Problem statement: Select all lines holding the word "weight" from the entries that follow.

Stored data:
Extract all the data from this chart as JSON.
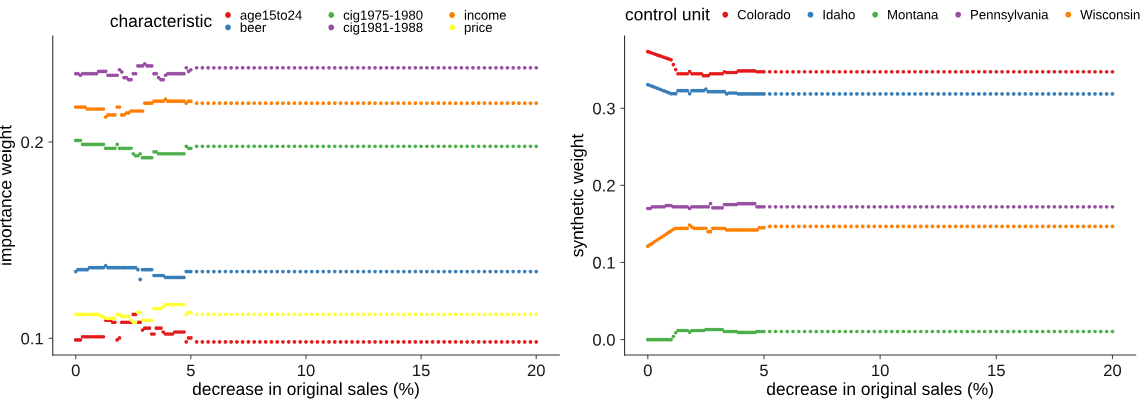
{
  "chart_data": [
    {
      "type": "scatter",
      "xlabel": "decrease in original sales (%)",
      "ylabel": "importance weight",
      "legend_title": "characteristic",
      "legend": "top",
      "marker": "circle",
      "xlim": [
        -1,
        21
      ],
      "ylim": [
        0.0915,
        0.254
      ],
      "xticks": [
        0,
        5,
        10,
        15,
        20
      ],
      "yticks": [
        0.1,
        0.2
      ],
      "x": [
        0,
        0.1,
        0.2,
        0.3,
        0.4,
        0.5,
        0.6,
        0.7,
        0.8,
        0.9,
        1,
        1.1,
        1.2,
        1.3,
        1.4,
        1.5,
        1.6,
        1.7,
        1.8,
        1.9,
        2,
        2.1,
        2.2,
        2.3,
        2.4,
        2.5,
        2.6,
        2.7,
        2.8,
        2.9,
        3,
        3.1,
        3.2,
        3.3,
        3.4,
        3.5,
        3.6,
        3.7,
        3.8,
        3.9,
        4,
        4.1,
        4.2,
        4.3,
        4.4,
        4.5,
        4.6,
        4.7,
        4.8,
        4.9,
        5,
        5.25,
        5.5,
        5.75,
        6,
        6.25,
        6.5,
        6.75,
        7,
        7.25,
        7.5,
        7.75,
        8,
        8.25,
        8.5,
        8.75,
        9,
        9.25,
        9.5,
        9.75,
        10,
        10.25,
        10.5,
        10.75,
        11,
        11.25,
        11.5,
        11.75,
        12,
        12.25,
        12.5,
        12.75,
        13,
        13.25,
        13.5,
        13.75,
        14,
        14.25,
        14.5,
        14.75,
        15,
        15.25,
        15.5,
        15.75,
        16,
        16.25,
        16.5,
        16.75,
        17,
        17.25,
        17.5,
        17.75,
        18,
        18.25,
        18.5,
        18.75,
        19,
        19.25,
        19.5,
        19.75,
        20
      ],
      "series": [
        {
          "name": "age15to24",
          "color": "#e41a1c",
          "values": [
            0.0992,
            0.0992,
            0.0992,
            0.1008,
            0.1008,
            0.1008,
            0.1008,
            0.1008,
            0.1008,
            0.1008,
            0.1008,
            0.1008,
            0.1008,
            0.1092,
            0.1092,
            0.1092,
            0.1082,
            0.1082,
            0.0992,
            0.1002,
            0.1082,
            0.1082,
            0.1082,
            0.1082,
            0.1082,
            0.1122,
            0.1122,
            0.1082,
            0.1082,
            0.1042,
            0.1052,
            0.1052,
            0.1052,
            0.1022,
            0.1022,
            0.1052,
            0.1052,
            0.1052,
            0.1032,
            0.1022,
            0.1022,
            0.1022,
            0.1022,
            0.1032,
            0.1032,
            0.1032,
            0.1032,
            0.1032,
            0.0982,
            0.1002,
            0.1002,
            0.0982,
            0.0982,
            0.0982,
            0.0982,
            0.0982,
            0.0982,
            0.0982,
            0.0982,
            0.0982,
            0.0982,
            0.0982,
            0.0982,
            0.0982,
            0.0982,
            0.0982,
            0.0982,
            0.0982,
            0.0982,
            0.0982,
            0.0982,
            0.0982,
            0.0982,
            0.0982,
            0.0982,
            0.0982,
            0.0982,
            0.0982,
            0.0982,
            0.0982,
            0.0982,
            0.0982,
            0.0982,
            0.0982,
            0.0982,
            0.0982,
            0.0982,
            0.0982,
            0.0982,
            0.0982,
            0.0982,
            0.0982,
            0.0982,
            0.0982,
            0.0982,
            0.0982,
            0.0982,
            0.0982,
            0.0982,
            0.0982,
            0.0982,
            0.0982,
            0.0982,
            0.0982,
            0.0982,
            0.0982,
            0.0982,
            0.0982,
            0.0982,
            0.0982,
            0.0982
          ]
        },
        {
          "name": "beer",
          "color": "#377eb8",
          "values": [
            0.134,
            0.135,
            0.135,
            0.135,
            0.135,
            0.135,
            0.136,
            0.136,
            0.136,
            0.136,
            0.136,
            0.136,
            0.136,
            0.137,
            0.136,
            0.136,
            0.136,
            0.136,
            0.136,
            0.136,
            0.136,
            0.136,
            0.136,
            0.136,
            0.136,
            0.136,
            0.136,
            0.135,
            0.13,
            0.135,
            0.135,
            0.135,
            0.135,
            0.135,
            0.132,
            0.132,
            0.132,
            0.132,
            0.132,
            0.131,
            0.131,
            0.131,
            0.131,
            0.131,
            0.131,
            0.131,
            0.131,
            0.131,
            0.134,
            0.134,
            0.134,
            0.134,
            0.134,
            0.134,
            0.134,
            0.134,
            0.134,
            0.134,
            0.134,
            0.134,
            0.134,
            0.134,
            0.134,
            0.134,
            0.134,
            0.134,
            0.134,
            0.134,
            0.134,
            0.134,
            0.134,
            0.134,
            0.134,
            0.134,
            0.134,
            0.134,
            0.134,
            0.134,
            0.134,
            0.134,
            0.134,
            0.134,
            0.134,
            0.134,
            0.134,
            0.134,
            0.134,
            0.134,
            0.134,
            0.134,
            0.134,
            0.134,
            0.134,
            0.134,
            0.134,
            0.134,
            0.134,
            0.134,
            0.134,
            0.134,
            0.134,
            0.134,
            0.134,
            0.134,
            0.134,
            0.134,
            0.134,
            0.134,
            0.134,
            0.134,
            0.134
          ]
        },
        {
          "name": "cig1975-1980",
          "color": "#4daf4a",
          "values": [
            0.2008,
            0.2008,
            0.2008,
            0.1988,
            0.1988,
            0.1988,
            0.1988,
            0.1988,
            0.1988,
            0.1988,
            0.1988,
            0.1988,
            0.1988,
            0.1968,
            0.1968,
            0.1968,
            0.1968,
            0.1968,
            0.1988,
            0.1968,
            0.1968,
            0.1968,
            0.1968,
            0.1968,
            0.1968,
            0.194,
            0.193,
            0.193,
            0.194,
            0.192,
            0.192,
            0.192,
            0.192,
            0.192,
            0.195,
            0.195,
            0.194,
            0.194,
            0.194,
            0.194,
            0.194,
            0.194,
            0.194,
            0.194,
            0.194,
            0.194,
            0.194,
            0.194,
            0.1978,
            0.1968,
            0.1968,
            0.1978,
            0.1978,
            0.1978,
            0.1978,
            0.1978,
            0.1978,
            0.1978,
            0.1978,
            0.1978,
            0.1978,
            0.1978,
            0.1978,
            0.1978,
            0.1978,
            0.1978,
            0.1978,
            0.1978,
            0.1978,
            0.1978,
            0.1978,
            0.1978,
            0.1978,
            0.1978,
            0.1978,
            0.1978,
            0.1978,
            0.1978,
            0.1978,
            0.1978,
            0.1978,
            0.1978,
            0.1978,
            0.1978,
            0.1978,
            0.1978,
            0.1978,
            0.1978,
            0.1978,
            0.1978,
            0.1978,
            0.1978,
            0.1978,
            0.1978,
            0.1978,
            0.1978,
            0.1978,
            0.1978,
            0.1978,
            0.1978,
            0.1978,
            0.1978,
            0.1978,
            0.1978,
            0.1978,
            0.1978,
            0.1978,
            0.1978,
            0.1978,
            0.1978,
            0.1978
          ]
        },
        {
          "name": "cig1981-1988",
          "color": "#984ea3",
          "values": [
            0.2348,
            0.2348,
            0.234,
            0.2348,
            0.2348,
            0.2348,
            0.2348,
            0.2348,
            0.2348,
            0.2348,
            0.236,
            0.236,
            0.236,
            0.236,
            0.234,
            0.234,
            0.234,
            0.234,
            0.234,
            0.2368,
            0.2357,
            0.2328,
            0.2328,
            0.2318,
            0.2318,
            0.2348,
            0.2348,
            0.2388,
            0.2388,
            0.2388,
            0.2398,
            0.2388,
            0.2388,
            0.2388,
            0.2348,
            0.2348,
            0.2328,
            0.2318,
            0.2318,
            0.234,
            0.2348,
            0.2348,
            0.2348,
            0.2348,
            0.2348,
            0.2348,
            0.2348,
            0.2348,
            0.2378,
            0.236,
            0.2368,
            0.2378,
            0.2378,
            0.2378,
            0.2378,
            0.2378,
            0.2378,
            0.2378,
            0.2378,
            0.2378,
            0.2378,
            0.2378,
            0.2378,
            0.2378,
            0.2378,
            0.2378,
            0.2378,
            0.2378,
            0.2378,
            0.2378,
            0.2378,
            0.2378,
            0.2378,
            0.2378,
            0.2378,
            0.2378,
            0.2378,
            0.2378,
            0.2378,
            0.2378,
            0.2378,
            0.2378,
            0.2378,
            0.2378,
            0.2378,
            0.2378,
            0.2378,
            0.2378,
            0.2378,
            0.2378,
            0.2378,
            0.2378,
            0.2378,
            0.2378,
            0.2378,
            0.2378,
            0.2378,
            0.2378,
            0.2378,
            0.2378,
            0.2378,
            0.2378,
            0.2378,
            0.2378,
            0.2378,
            0.2378,
            0.2378,
            0.2378,
            0.2378,
            0.2378,
            0.2378
          ]
        },
        {
          "name": "income",
          "color": "#ff7f00",
          "values": [
            0.2178,
            0.2178,
            0.2178,
            0.2178,
            0.2178,
            0.2168,
            0.2168,
            0.2168,
            0.2168,
            0.2168,
            0.2168,
            0.2168,
            0.2168,
            0.2127,
            0.2138,
            0.2138,
            0.2138,
            0.2138,
            0.2178,
            0.2178,
            0.2138,
            0.2138,
            0.2148,
            0.2148,
            0.2158,
            0.2158,
            0.2158,
            0.2158,
            0.2158,
            0.2158,
            0.2198,
            0.2198,
            0.2198,
            0.2198,
            0.2208,
            0.2208,
            0.2208,
            0.2208,
            0.2208,
            0.2218,
            0.2208,
            0.2208,
            0.2208,
            0.2208,
            0.2208,
            0.2208,
            0.2208,
            0.2208,
            0.2198,
            0.2208,
            0.2208,
            0.2198,
            0.2198,
            0.2198,
            0.2198,
            0.2198,
            0.2198,
            0.2198,
            0.2198,
            0.2198,
            0.2198,
            0.2198,
            0.2198,
            0.2198,
            0.2198,
            0.2198,
            0.2198,
            0.2198,
            0.2198,
            0.2198,
            0.2198,
            0.2198,
            0.2198,
            0.2198,
            0.2198,
            0.2198,
            0.2198,
            0.2198,
            0.2198,
            0.2198,
            0.2198,
            0.2198,
            0.2198,
            0.2198,
            0.2198,
            0.2198,
            0.2198,
            0.2198,
            0.2198,
            0.2198,
            0.2198,
            0.2198,
            0.2198,
            0.2198,
            0.2198,
            0.2198,
            0.2198,
            0.2198,
            0.2198,
            0.2198,
            0.2198,
            0.2198,
            0.2198,
            0.2198,
            0.2198,
            0.2198,
            0.2198,
            0.2198,
            0.2198,
            0.2198,
            0.2198
          ]
        },
        {
          "name": "price",
          "color": "#ffff33",
          "values": [
            0.1122,
            0.1122,
            0.1122,
            0.1122,
            0.1122,
            0.1122,
            0.1122,
            0.1122,
            0.1122,
            0.1122,
            0.1122,
            0.1112,
            0.1112,
            0.1102,
            0.1102,
            0.1102,
            0.1102,
            0.1102,
            0.1122,
            0.1122,
            0.1112,
            0.1112,
            0.1112,
            0.1112,
            0.1092,
            0.1082,
            0.1082,
            0.1132,
            0.1132,
            0.1092,
            0.1092,
            0.1092,
            0.1092,
            0.1092,
            0.1152,
            0.1152,
            0.1152,
            0.1152,
            0.1162,
            0.1172,
            0.1172,
            0.1172,
            0.1172,
            0.1172,
            0.1172,
            0.1172,
            0.1172,
            0.1172,
            0.1122,
            0.1132,
            0.1132,
            0.1122,
            0.1122,
            0.1122,
            0.1122,
            0.1122,
            0.1122,
            0.1122,
            0.1122,
            0.1122,
            0.1122,
            0.1122,
            0.1122,
            0.1122,
            0.1122,
            0.1122,
            0.1122,
            0.1122,
            0.1122,
            0.1122,
            0.1122,
            0.1122,
            0.1122,
            0.1122,
            0.1122,
            0.1122,
            0.1122,
            0.1122,
            0.1122,
            0.1122,
            0.1122,
            0.1122,
            0.1122,
            0.1122,
            0.1122,
            0.1122,
            0.1122,
            0.1122,
            0.1122,
            0.1122,
            0.1122,
            0.1122,
            0.1122,
            0.1122,
            0.1122,
            0.1122,
            0.1122,
            0.1122,
            0.1122,
            0.1122,
            0.1122,
            0.1122,
            0.1122,
            0.1122,
            0.1122,
            0.1122,
            0.1122,
            0.1122,
            0.1122,
            0.1122,
            0.1122
          ]
        }
      ]
    },
    {
      "type": "scatter",
      "xlabel": "decrease in original sales (%)",
      "ylabel": "synthetic weight",
      "legend_title": "control unit",
      "legend": "top",
      "marker": "circle",
      "xlim": [
        -1,
        21
      ],
      "ylim": [
        -0.02,
        0.3937
      ],
      "xticks": [
        0,
        5,
        10,
        15,
        20
      ],
      "yticks": [
        {
          "value": 0,
          "label": "0.0"
        },
        0.1,
        0.2,
        0.3
      ],
      "x": [
        0,
        0.1,
        0.2,
        0.3,
        0.4,
        0.5,
        0.6,
        0.7,
        0.8,
        0.9,
        1,
        1.1,
        1.2,
        1.3,
        1.4,
        1.5,
        1.6,
        1.7,
        1.8,
        1.9,
        2,
        2.1,
        2.2,
        2.3,
        2.4,
        2.5,
        2.6,
        2.7,
        2.8,
        2.9,
        3,
        3.1,
        3.2,
        3.3,
        3.4,
        3.5,
        3.6,
        3.7,
        3.8,
        3.9,
        4,
        4.1,
        4.2,
        4.3,
        4.4,
        4.5,
        4.6,
        4.7,
        4.8,
        4.9,
        5,
        5.25,
        5.5,
        5.75,
        6,
        6.25,
        6.5,
        6.75,
        7,
        7.25,
        7.5,
        7.75,
        8,
        8.25,
        8.5,
        8.75,
        9,
        9.25,
        9.5,
        9.75,
        10,
        10.25,
        10.5,
        10.75,
        11,
        11.25,
        11.5,
        11.75,
        12,
        12.25,
        12.5,
        12.75,
        13,
        13.25,
        13.5,
        13.75,
        14,
        14.25,
        14.5,
        14.75,
        15,
        15.25,
        15.5,
        15.75,
        16,
        16.25,
        16.5,
        16.75,
        17,
        17.25,
        17.5,
        17.75,
        18,
        18.25,
        18.5,
        18.75,
        19,
        19.25,
        19.5,
        19.75,
        20
      ],
      "series": [
        {
          "name": "Colorado",
          "color": "#e41a1c",
          "values": [
            0.3734,
            0.3724,
            0.3713,
            0.3703,
            0.3692,
            0.3682,
            0.3671,
            0.3661,
            0.365,
            0.364,
            0.3629,
            0.3566,
            0.3502,
            0.3447,
            0.3447,
            0.3447,
            0.3447,
            0.3447,
            0.3477,
            0.3447,
            0.3447,
            0.3447,
            0.3447,
            0.3447,
            0.3422,
            0.3422,
            0.3422,
            0.3447,
            0.3447,
            0.3447,
            0.3447,
            0.3447,
            0.3447,
            0.3473,
            0.3464,
            0.3464,
            0.3464,
            0.3464,
            0.3464,
            0.3485,
            0.3485,
            0.3485,
            0.3485,
            0.3485,
            0.3485,
            0.3485,
            0.3485,
            0.3473,
            0.3473,
            0.3473,
            0.3473,
            0.3473,
            0.3473,
            0.3473,
            0.3473,
            0.3473,
            0.3473,
            0.3473,
            0.3473,
            0.3473,
            0.3473,
            0.3473,
            0.3473,
            0.3473,
            0.3473,
            0.3473,
            0.3473,
            0.3473,
            0.3473,
            0.3473,
            0.3473,
            0.3473,
            0.3473,
            0.3473,
            0.3473,
            0.3473,
            0.3473,
            0.3473,
            0.3473,
            0.3473,
            0.3473,
            0.3473,
            0.3473,
            0.3473,
            0.3473,
            0.3473,
            0.3473,
            0.3473,
            0.3473,
            0.3473,
            0.3473,
            0.3473,
            0.3473,
            0.3473,
            0.3473,
            0.3473,
            0.3473,
            0.3473,
            0.3473,
            0.3473,
            0.3473,
            0.3473,
            0.3473,
            0.3473,
            0.3473,
            0.3473,
            0.3473,
            0.3473,
            0.3473,
            0.3473,
            0.3473
          ]
        },
        {
          "name": "Idaho",
          "color": "#377eb8",
          "values": [
            0.3307,
            0.3295,
            0.3284,
            0.3272,
            0.326,
            0.3249,
            0.3237,
            0.3225,
            0.3214,
            0.3202,
            0.319,
            0.319,
            0.319,
            0.3228,
            0.3228,
            0.3228,
            0.3228,
            0.3228,
            0.319,
            0.3228,
            0.3228,
            0.3228,
            0.3228,
            0.3228,
            0.3228,
            0.3249,
            0.3215,
            0.3215,
            0.3215,
            0.3215,
            0.3215,
            0.3215,
            0.3215,
            0.3215,
            0.3186,
            0.3198,
            0.3198,
            0.3198,
            0.3198,
            0.3186,
            0.3186,
            0.3186,
            0.3186,
            0.3186,
            0.3186,
            0.3186,
            0.3186,
            0.3186,
            0.3186,
            0.3186,
            0.3186,
            0.3186,
            0.3186,
            0.3186,
            0.3186,
            0.3186,
            0.3186,
            0.3186,
            0.3186,
            0.3186,
            0.3186,
            0.3186,
            0.3186,
            0.3186,
            0.3186,
            0.3186,
            0.3186,
            0.3186,
            0.3186,
            0.3186,
            0.3186,
            0.3186,
            0.3186,
            0.3186,
            0.3186,
            0.3186,
            0.3186,
            0.3186,
            0.3186,
            0.3186,
            0.3186,
            0.3186,
            0.3186,
            0.3186,
            0.3186,
            0.3186,
            0.3186,
            0.3186,
            0.3186,
            0.3186,
            0.3186,
            0.3186,
            0.3186,
            0.3186,
            0.3186,
            0.3186,
            0.3186,
            0.3186,
            0.3186,
            0.3186,
            0.3186,
            0.3186,
            0.3186,
            0.3186,
            0.3186,
            0.3186,
            0.3186,
            0.3186,
            0.3186,
            0.3186,
            0.3186
          ]
        },
        {
          "name": "Montana",
          "color": "#4daf4a",
          "values": [
            0,
            0,
            0,
            0,
            0,
            0,
            0,
            0,
            0,
            0,
            0,
            0.004,
            0.0089,
            0.0118,
            0.0118,
            0.0118,
            0.0118,
            0.0118,
            0.0097,
            0.0118,
            0.0118,
            0.0118,
            0.0118,
            0.0118,
            0.0118,
            0.0131,
            0.0131,
            0.0131,
            0.0131,
            0.0131,
            0.0131,
            0.0131,
            0.0131,
            0.0105,
            0.0105,
            0.0105,
            0.0105,
            0.0105,
            0.0105,
            0.0093,
            0.0093,
            0.0093,
            0.0093,
            0.0093,
            0.0093,
            0.0093,
            0.0093,
            0.0105,
            0.0105,
            0.0105,
            0.0105,
            0.0105,
            0.0105,
            0.0105,
            0.0105,
            0.0105,
            0.0105,
            0.0105,
            0.0105,
            0.0105,
            0.0105,
            0.0105,
            0.0105,
            0.0105,
            0.0105,
            0.0105,
            0.0105,
            0.0105,
            0.0105,
            0.0105,
            0.0105,
            0.0105,
            0.0105,
            0.0105,
            0.0105,
            0.0105,
            0.0105,
            0.0105,
            0.0105,
            0.0105,
            0.0105,
            0.0105,
            0.0105,
            0.0105,
            0.0105,
            0.0105,
            0.0105,
            0.0105,
            0.0105,
            0.0105,
            0.0105,
            0.0105,
            0.0105,
            0.0105,
            0.0105,
            0.0105,
            0.0105,
            0.0105,
            0.0105,
            0.0105,
            0.0105,
            0.0105,
            0.0105,
            0.0105,
            0.0105,
            0.0105,
            0.0105,
            0.0105,
            0.0105,
            0.0105,
            0.0105
          ]
        },
        {
          "name": "Pennsylvania",
          "color": "#984ea3",
          "values": [
            0.17,
            0.17,
            0.1722,
            0.1722,
            0.1722,
            0.1722,
            0.1722,
            0.1722,
            0.1738,
            0.1738,
            0.1738,
            0.1722,
            0.1722,
            0.1722,
            0.1722,
            0.1722,
            0.1722,
            0.1722,
            0.17,
            0.1722,
            0.1722,
            0.1722,
            0.1722,
            0.1722,
            0.1722,
            0.1722,
            0.1722,
            0.1763,
            0.1709,
            0.1709,
            0.1709,
            0.1709,
            0.1709,
            0.1751,
            0.1751,
            0.1751,
            0.1751,
            0.1751,
            0.1751,
            0.1763,
            0.1763,
            0.1763,
            0.1763,
            0.1763,
            0.1763,
            0.1763,
            0.1763,
            0.1722,
            0.1722,
            0.1722,
            0.1722,
            0.1722,
            0.1722,
            0.1722,
            0.1722,
            0.1722,
            0.1722,
            0.1722,
            0.1722,
            0.1722,
            0.1722,
            0.1722,
            0.1722,
            0.1722,
            0.1722,
            0.1722,
            0.1722,
            0.1722,
            0.1722,
            0.1722,
            0.1722,
            0.1722,
            0.1722,
            0.1722,
            0.1722,
            0.1722,
            0.1722,
            0.1722,
            0.1722,
            0.1722,
            0.1722,
            0.1722,
            0.1722,
            0.1722,
            0.1722,
            0.1722,
            0.1722,
            0.1722,
            0.1722,
            0.1722,
            0.1722,
            0.1722,
            0.1722,
            0.1722,
            0.1722,
            0.1722,
            0.1722,
            0.1722,
            0.1722,
            0.1722,
            0.1722,
            0.1722,
            0.1722,
            0.1722,
            0.1722,
            0.1722,
            0.1722,
            0.1722,
            0.1722,
            0.1722,
            0.1722
          ]
        },
        {
          "name": "Wisconsin",
          "color": "#ff7f00",
          "values": [
            0.1211,
            0.1231,
            0.1251,
            0.1271,
            0.1291,
            0.1311,
            0.133,
            0.135,
            0.137,
            0.139,
            0.141,
            0.143,
            0.1443,
            0.1443,
            0.1443,
            0.1443,
            0.1443,
            0.1443,
            0.1485,
            0.146,
            0.1443,
            0.1443,
            0.1443,
            0.1443,
            0.1443,
            0.1443,
            0.14,
            0.14,
            0.1443,
            0.1443,
            0.1443,
            0.1443,
            0.1443,
            0.1443,
            0.1422,
            0.1422,
            0.1422,
            0.1422,
            0.1422,
            0.1422,
            0.1422,
            0.1422,
            0.1422,
            0.1422,
            0.1422,
            0.1422,
            0.1422,
            0.1422,
            0.1451,
            0.1451,
            0.1451,
            0.1468,
            0.1468,
            0.1468,
            0.1468,
            0.1468,
            0.1468,
            0.1468,
            0.1468,
            0.1468,
            0.1468,
            0.1468,
            0.1468,
            0.1468,
            0.1468,
            0.1468,
            0.1468,
            0.1468,
            0.1468,
            0.1468,
            0.1468,
            0.1468,
            0.1468,
            0.1468,
            0.1468,
            0.1468,
            0.1468,
            0.1468,
            0.1468,
            0.1468,
            0.1468,
            0.1468,
            0.1468,
            0.1468,
            0.1468,
            0.1468,
            0.1468,
            0.1468,
            0.1468,
            0.1468,
            0.1468,
            0.1468,
            0.1468,
            0.1468,
            0.1468,
            0.1468,
            0.1468,
            0.1468,
            0.1468,
            0.1468,
            0.1468,
            0.1468,
            0.1468,
            0.1468,
            0.1468,
            0.1468,
            0.1468,
            0.1468,
            0.1468,
            0.1468,
            0.1468
          ]
        }
      ]
    }
  ]
}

Full output:
      "ylabel": "importance weight",
      "ylabel": "synthetic weight",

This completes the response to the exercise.